## WHAT TO WORK ON
Print the entries verbatim, leaving out the images they contain.

## EXERCISE DATA
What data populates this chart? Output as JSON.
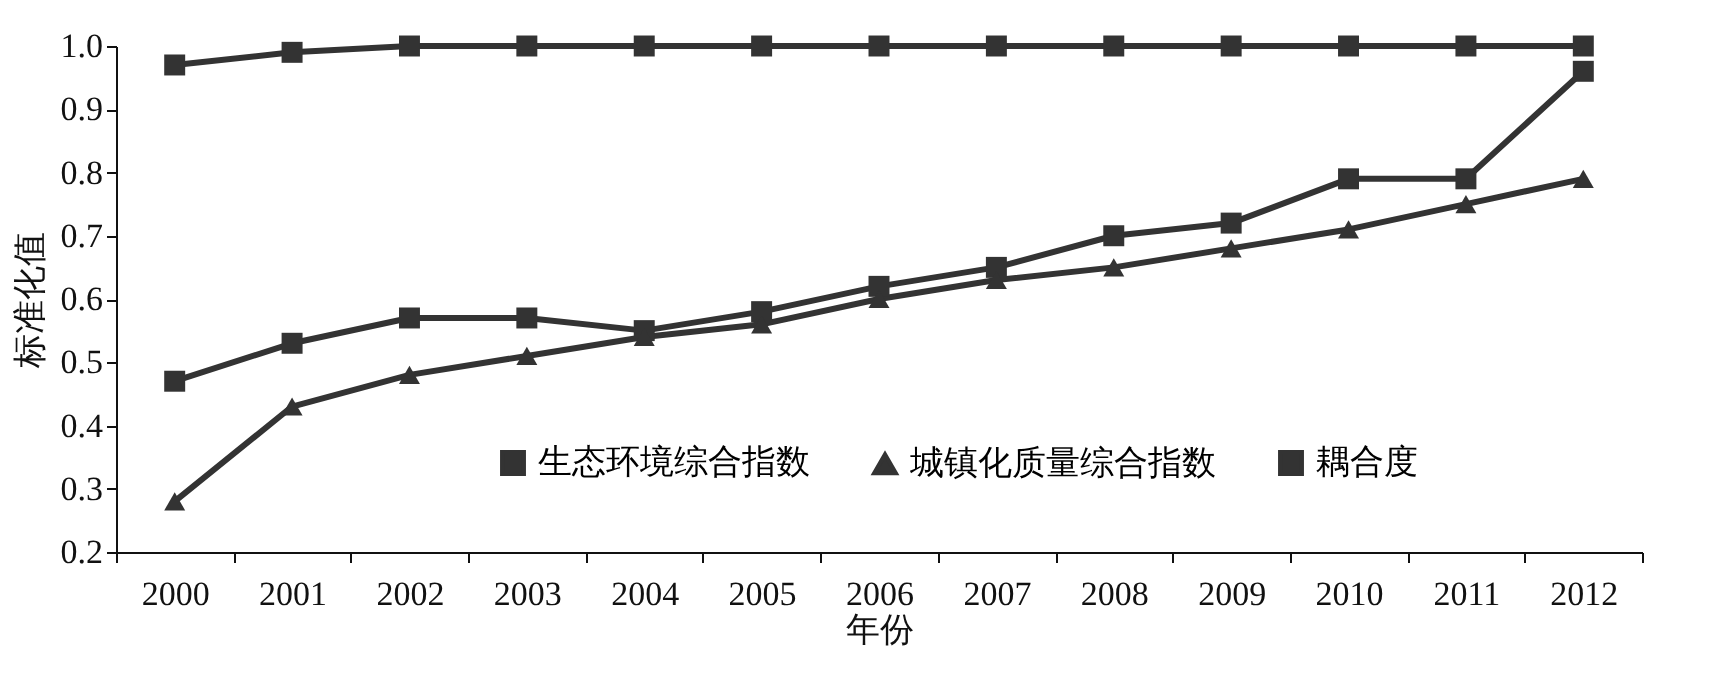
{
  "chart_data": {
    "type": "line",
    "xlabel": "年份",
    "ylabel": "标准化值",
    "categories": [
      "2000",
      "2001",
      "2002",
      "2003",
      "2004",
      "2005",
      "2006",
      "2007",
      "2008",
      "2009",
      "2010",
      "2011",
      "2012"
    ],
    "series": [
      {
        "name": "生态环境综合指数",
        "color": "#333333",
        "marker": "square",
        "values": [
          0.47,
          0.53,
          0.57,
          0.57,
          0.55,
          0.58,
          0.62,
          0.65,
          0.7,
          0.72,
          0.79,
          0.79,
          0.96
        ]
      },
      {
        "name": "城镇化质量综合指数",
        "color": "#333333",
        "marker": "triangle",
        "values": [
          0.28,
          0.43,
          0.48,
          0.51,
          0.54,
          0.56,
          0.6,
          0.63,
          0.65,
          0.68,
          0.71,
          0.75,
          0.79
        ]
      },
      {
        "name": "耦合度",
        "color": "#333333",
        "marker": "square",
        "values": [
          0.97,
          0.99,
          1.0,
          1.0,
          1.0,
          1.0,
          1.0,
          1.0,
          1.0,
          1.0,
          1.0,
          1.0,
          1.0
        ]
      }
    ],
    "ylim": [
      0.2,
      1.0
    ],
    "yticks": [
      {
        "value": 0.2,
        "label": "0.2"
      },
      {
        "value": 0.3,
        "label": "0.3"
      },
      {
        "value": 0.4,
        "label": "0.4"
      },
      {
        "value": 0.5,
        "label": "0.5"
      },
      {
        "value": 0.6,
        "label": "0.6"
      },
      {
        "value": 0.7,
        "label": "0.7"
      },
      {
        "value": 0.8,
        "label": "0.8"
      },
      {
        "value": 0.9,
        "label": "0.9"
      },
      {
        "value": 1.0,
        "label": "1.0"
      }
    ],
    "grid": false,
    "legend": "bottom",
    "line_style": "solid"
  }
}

## ANSWER TO THE EXERCISE
What data populates this chart? Output as JSON.
{
  "chart_data": {
    "type": "line",
    "xlabel": "年份",
    "ylabel": "标准化值",
    "categories": [
      "2000",
      "2001",
      "2002",
      "2003",
      "2004",
      "2005",
      "2006",
      "2007",
      "2008",
      "2009",
      "2010",
      "2011",
      "2012"
    ],
    "series": [
      {
        "name": "生态环境综合指数",
        "color": "#333333",
        "marker": "square",
        "values": [
          0.47,
          0.53,
          0.57,
          0.57,
          0.55,
          0.58,
          0.62,
          0.65,
          0.7,
          0.72,
          0.79,
          0.79,
          0.96
        ]
      },
      {
        "name": "城镇化质量综合指数",
        "color": "#333333",
        "marker": "triangle",
        "values": [
          0.28,
          0.43,
          0.48,
          0.51,
          0.54,
          0.56,
          0.6,
          0.63,
          0.65,
          0.68,
          0.71,
          0.75,
          0.79
        ]
      },
      {
        "name": "耦合度",
        "color": "#333333",
        "marker": "square",
        "values": [
          0.97,
          0.99,
          1.0,
          1.0,
          1.0,
          1.0,
          1.0,
          1.0,
          1.0,
          1.0,
          1.0,
          1.0,
          1.0
        ]
      }
    ],
    "ylim": [
      0.2,
      1.0
    ],
    "yticks": [
      {
        "value": 0.2,
        "label": "0.2"
      },
      {
        "value": 0.3,
        "label": "0.3"
      },
      {
        "value": 0.4,
        "label": "0.4"
      },
      {
        "value": 0.5,
        "label": "0.5"
      },
      {
        "value": 0.6,
        "label": "0.6"
      },
      {
        "value": 0.7,
        "label": "0.7"
      },
      {
        "value": 0.8,
        "label": "0.8"
      },
      {
        "value": 0.9,
        "label": "0.9"
      },
      {
        "value": 1.0,
        "label": "1.0"
      }
    ],
    "grid": false,
    "legend": "bottom",
    "line_style": "solid"
  }
}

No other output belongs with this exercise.